### Page text ###
The Cookbook Collector follows two half Jewish sisters in their twenties, pragmatic Emily and dreamy Jess. Emily has started a dot com business in Silicon Valley, and Jess is a philosophy graduate student at Berkeley who works at an antiquarian bookstore. Jess is in a relationship with an environmental activist but is attracted to her aloof employer, a man twice her age. Drifting and confused, Jess is drawn to Jewish mysticism. Emily is having problems of her own, managing a long distance romance with a competitor while weathering the astronomical ups and downs of the dot com industry in the 1990s. The close relationship between the sisters tie the disparate narrative strands together.

The third person narration includes multiple perspectives like a late 19th century novel, allowing for full development of even minor characters. The diverse cast of characters felt real down to their exasperating personality tics, and they avoided stereotypes. I loved seeing a young woman play a stellar CEO. Workplace romances resulted in unexpected consequences.

Despite the myriad plot strings and perspectives, the narrative is coherent and flows well. The Cookbook Collector is literary fiction but as easy and pleasurable to read as commercial fiction. This book was meant to be enjoyed by the fire on a long winter’s night. The warmth comes from within the pages:
“Who could resist cracking books like these? He wanted to open them right now, one after another on the kitchen table. He wanted to shuck these books like oysters in their shells.”
### Data ###
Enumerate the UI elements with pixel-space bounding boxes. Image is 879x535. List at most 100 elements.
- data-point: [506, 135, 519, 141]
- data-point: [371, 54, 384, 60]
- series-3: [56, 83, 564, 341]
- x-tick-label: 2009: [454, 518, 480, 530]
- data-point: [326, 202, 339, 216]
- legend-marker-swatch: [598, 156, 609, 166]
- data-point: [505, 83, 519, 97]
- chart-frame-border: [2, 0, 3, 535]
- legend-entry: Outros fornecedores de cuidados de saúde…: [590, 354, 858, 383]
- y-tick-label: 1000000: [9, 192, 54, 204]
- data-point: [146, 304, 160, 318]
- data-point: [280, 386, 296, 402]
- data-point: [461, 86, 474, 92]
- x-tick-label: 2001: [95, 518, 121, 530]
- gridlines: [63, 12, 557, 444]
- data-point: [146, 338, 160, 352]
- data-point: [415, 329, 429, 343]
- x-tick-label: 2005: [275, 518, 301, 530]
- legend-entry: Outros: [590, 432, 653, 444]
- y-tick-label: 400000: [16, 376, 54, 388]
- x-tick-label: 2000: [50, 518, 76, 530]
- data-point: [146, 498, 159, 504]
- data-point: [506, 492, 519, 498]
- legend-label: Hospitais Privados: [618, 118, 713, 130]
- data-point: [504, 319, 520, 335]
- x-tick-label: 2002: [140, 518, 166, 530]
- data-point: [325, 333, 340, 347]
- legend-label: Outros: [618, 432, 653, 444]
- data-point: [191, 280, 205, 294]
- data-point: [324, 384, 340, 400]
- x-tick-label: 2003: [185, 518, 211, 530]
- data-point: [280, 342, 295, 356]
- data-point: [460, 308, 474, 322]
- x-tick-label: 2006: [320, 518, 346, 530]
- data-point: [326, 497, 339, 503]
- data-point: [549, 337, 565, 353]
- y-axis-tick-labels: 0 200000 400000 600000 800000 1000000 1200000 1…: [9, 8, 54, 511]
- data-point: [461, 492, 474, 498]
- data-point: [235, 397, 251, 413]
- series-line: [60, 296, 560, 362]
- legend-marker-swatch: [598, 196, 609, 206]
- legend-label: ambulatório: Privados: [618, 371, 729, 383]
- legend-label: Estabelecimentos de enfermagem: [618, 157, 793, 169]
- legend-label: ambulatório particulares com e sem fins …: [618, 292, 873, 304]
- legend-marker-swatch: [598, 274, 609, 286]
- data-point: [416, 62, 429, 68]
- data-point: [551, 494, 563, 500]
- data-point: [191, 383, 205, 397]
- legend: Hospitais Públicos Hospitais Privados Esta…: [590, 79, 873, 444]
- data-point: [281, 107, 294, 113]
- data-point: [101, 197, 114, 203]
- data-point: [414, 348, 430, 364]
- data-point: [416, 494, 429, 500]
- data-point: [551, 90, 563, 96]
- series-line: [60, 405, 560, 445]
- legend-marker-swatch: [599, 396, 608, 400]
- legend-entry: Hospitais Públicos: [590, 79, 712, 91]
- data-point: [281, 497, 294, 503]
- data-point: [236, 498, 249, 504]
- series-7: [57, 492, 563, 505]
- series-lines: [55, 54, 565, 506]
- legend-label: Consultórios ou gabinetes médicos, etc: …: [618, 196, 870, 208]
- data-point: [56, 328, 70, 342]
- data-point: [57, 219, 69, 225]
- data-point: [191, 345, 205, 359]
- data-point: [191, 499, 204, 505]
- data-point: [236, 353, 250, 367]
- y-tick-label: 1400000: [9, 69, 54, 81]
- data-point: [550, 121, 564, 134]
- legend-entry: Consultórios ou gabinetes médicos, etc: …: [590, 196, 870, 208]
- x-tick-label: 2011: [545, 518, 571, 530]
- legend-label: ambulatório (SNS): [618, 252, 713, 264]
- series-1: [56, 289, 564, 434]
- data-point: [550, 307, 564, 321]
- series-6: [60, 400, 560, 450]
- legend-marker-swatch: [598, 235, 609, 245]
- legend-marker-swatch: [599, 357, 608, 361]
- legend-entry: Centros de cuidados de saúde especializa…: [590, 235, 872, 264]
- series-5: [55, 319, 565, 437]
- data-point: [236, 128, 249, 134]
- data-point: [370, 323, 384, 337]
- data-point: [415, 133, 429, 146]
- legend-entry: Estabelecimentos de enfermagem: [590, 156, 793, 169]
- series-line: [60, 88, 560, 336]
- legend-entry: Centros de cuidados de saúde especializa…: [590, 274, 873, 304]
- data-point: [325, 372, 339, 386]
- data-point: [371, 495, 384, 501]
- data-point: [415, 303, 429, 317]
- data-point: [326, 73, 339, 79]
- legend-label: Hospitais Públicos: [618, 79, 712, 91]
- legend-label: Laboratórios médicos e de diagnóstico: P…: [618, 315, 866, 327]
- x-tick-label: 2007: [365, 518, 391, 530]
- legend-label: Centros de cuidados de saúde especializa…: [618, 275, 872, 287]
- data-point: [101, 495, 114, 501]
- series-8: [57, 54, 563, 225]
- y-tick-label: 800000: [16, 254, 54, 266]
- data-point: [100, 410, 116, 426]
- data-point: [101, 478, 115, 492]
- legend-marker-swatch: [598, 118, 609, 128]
###
Task instructions: Starting at "The third person" and ending at "in unexpected consequences.", how does that part of the review of The Cookbook Collector read if you substitute "brilliant" for "stellar"?

Solution for this task:
The third person narration includes multiple perspectives like a late 19th century novel, allowing for full development of even minor characters. The diverse cast of characters felt real down to their exasperating personality tics, and they avoided stereotypes. I loved seeing a young woman play a brilliant CEO. Workplace romances resulted in unexpected consequences.